■ **STATED GOAL**
Each record is to be transcribed exactly.

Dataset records
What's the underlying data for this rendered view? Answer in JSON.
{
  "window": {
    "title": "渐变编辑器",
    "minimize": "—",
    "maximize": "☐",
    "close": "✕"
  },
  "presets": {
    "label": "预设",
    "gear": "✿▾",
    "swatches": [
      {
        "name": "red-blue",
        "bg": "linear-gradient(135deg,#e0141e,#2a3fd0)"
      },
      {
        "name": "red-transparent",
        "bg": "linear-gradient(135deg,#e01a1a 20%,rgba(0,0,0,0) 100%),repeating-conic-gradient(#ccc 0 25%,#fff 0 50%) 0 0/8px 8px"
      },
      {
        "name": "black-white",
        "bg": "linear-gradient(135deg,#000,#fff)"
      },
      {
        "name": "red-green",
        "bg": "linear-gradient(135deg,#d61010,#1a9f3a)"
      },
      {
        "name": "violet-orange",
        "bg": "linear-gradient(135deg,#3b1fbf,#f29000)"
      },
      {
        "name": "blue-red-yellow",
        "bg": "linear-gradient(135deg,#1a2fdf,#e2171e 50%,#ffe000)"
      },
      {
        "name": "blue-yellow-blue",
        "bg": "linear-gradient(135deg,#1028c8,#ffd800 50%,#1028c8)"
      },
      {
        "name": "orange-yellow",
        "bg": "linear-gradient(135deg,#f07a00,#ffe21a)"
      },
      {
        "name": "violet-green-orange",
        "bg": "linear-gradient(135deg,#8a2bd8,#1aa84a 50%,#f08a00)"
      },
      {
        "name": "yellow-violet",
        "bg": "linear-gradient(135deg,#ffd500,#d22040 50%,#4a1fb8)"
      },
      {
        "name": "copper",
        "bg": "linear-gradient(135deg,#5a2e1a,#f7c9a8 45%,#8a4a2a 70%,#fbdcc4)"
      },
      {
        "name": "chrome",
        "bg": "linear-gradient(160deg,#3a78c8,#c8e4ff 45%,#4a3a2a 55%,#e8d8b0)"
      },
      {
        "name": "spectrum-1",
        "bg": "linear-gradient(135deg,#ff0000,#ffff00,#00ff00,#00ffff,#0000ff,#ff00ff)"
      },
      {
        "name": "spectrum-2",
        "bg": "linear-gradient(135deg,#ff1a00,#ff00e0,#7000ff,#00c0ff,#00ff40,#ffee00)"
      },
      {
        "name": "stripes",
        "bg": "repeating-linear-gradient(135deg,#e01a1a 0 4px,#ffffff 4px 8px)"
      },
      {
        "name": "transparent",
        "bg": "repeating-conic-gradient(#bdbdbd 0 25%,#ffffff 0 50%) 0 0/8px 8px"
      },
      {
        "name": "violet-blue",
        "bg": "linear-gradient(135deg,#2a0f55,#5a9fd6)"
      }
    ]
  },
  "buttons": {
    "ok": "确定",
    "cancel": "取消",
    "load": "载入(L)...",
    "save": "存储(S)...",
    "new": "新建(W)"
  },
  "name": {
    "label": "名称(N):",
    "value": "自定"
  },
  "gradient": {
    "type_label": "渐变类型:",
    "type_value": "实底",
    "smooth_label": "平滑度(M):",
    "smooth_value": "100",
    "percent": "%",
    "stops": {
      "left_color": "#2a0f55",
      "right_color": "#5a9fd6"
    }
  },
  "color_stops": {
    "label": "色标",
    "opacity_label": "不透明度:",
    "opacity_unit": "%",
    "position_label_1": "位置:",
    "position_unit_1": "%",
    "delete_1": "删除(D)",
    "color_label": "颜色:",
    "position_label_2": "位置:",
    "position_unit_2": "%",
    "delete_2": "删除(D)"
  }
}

■ **TASK RESULT**
What's the underlying data for this rendered view? Answer in JSON.
{
  "window": {
    "title": "渐变编辑器",
    "minimize": "—",
    "maximize": "☐",
    "close": "✕"
  },
  "presets": {
    "label": "预设",
    "gear": "✿▾",
    "swatches": [
      {
        "name": "red-blue",
        "bg": "linear-gradient(135deg,#e0141e,#2a3fd0)"
      },
      {
        "name": "red-transparent",
        "bg": "linear-gradient(135deg,#e01a1a 20%,rgba(0,0,0,0) 100%),repeating-conic-gradient(#ccc 0 25%,#fff 0 50%) 0 0/8px 8px"
      },
      {
        "name": "black-white",
        "bg": "linear-gradient(135deg,#000,#fff)"
      },
      {
        "name": "red-green",
        "bg": "linear-gradient(135deg,#d61010,#1a9f3a)"
      },
      {
        "name": "violet-orange",
        "bg": "linear-gradient(135deg,#3b1fbf,#f29000)"
      },
      {
        "name": "blue-red-yellow",
        "bg": "linear-gradient(135deg,#1a2fdf,#e2171e 50%,#ffe000)"
      },
      {
        "name": "blue-yellow-blue",
        "bg": "linear-gradient(135deg,#1028c8,#ffd800 50%,#1028c8)"
      },
      {
        "name": "orange-yellow",
        "bg": "linear-gradient(135deg,#f07a00,#ffe21a)"
      },
      {
        "name": "violet-green-orange",
        "bg": "linear-gradient(135deg,#8a2bd8,#1aa84a 50%,#f08a00)"
      },
      {
        "name": "yellow-violet",
        "bg": "linear-gradient(135deg,#ffd500,#d22040 50%,#4a1fb8)"
      },
      {
        "name": "copper",
        "bg": "linear-gradient(135deg,#5a2e1a,#f7c9a8 45%,#8a4a2a 70%,#fbdcc4)"
      },
      {
        "name": "chrome",
        "bg": "linear-gradient(160deg,#3a78c8,#c8e4ff 45%,#4a3a2a 55%,#e8d8b0)"
      },
      {
        "name": "spectrum-1",
        "bg": "linear-gradient(135deg,#ff0000,#ffff00,#00ff00,#00ffff,#0000ff,#ff00ff)"
      },
      {
        "name": "spectrum-2",
        "bg": "linear-gradient(135deg,#ff1a00,#ff00e0,#7000ff,#00c0ff,#00ff40,#ffee00)"
      },
      {
        "name": "stripes",
        "bg": "repeating-linear-gradient(135deg,#e01a1a 0 4px,#ffffff 4px 8px)"
      },
      {
        "name": "transparent",
        "bg": "repeating-conic-gradient(#bdbdbd 0 25%,#ffffff 0 50%) 0 0/8px 8px"
      },
      {
        "name": "violet-blue",
        "bg": "linear-gradient(135deg,#2a0f55,#5a9fd6)"
      }
    ]
  },
  "buttons": {
    "ok": "确定",
    "cancel": "取消",
    "load": "载入(L)...",
    "save": "存储(S)...",
    "new": "新建(W)"
  },
  "name": {
    "label": "名称(N):",
    "value": "自定"
  },
  "gradient": {
    "type_label": "渐变类型:",
    "type_value": "实底",
    "smooth_label": "平滑度(M):",
    "smooth_value": "100",
    "percent": "%",
    "stops": {
      "left_color": "#2a0f55",
      "right_color": "#5a9fd6"
    }
  },
  "color_stops": {
    "label": "色标",
    "opacity_label": "不透明度:",
    "opacity_unit": "%",
    "position_label_1": "位置:",
    "position_unit_1": "%",
    "delete_1": "删除(D)",
    "color_label": "颜色:",
    "position_label_2": "位置:",
    "position_unit_2": "%",
    "delete_2": "删除(D)"
  }
}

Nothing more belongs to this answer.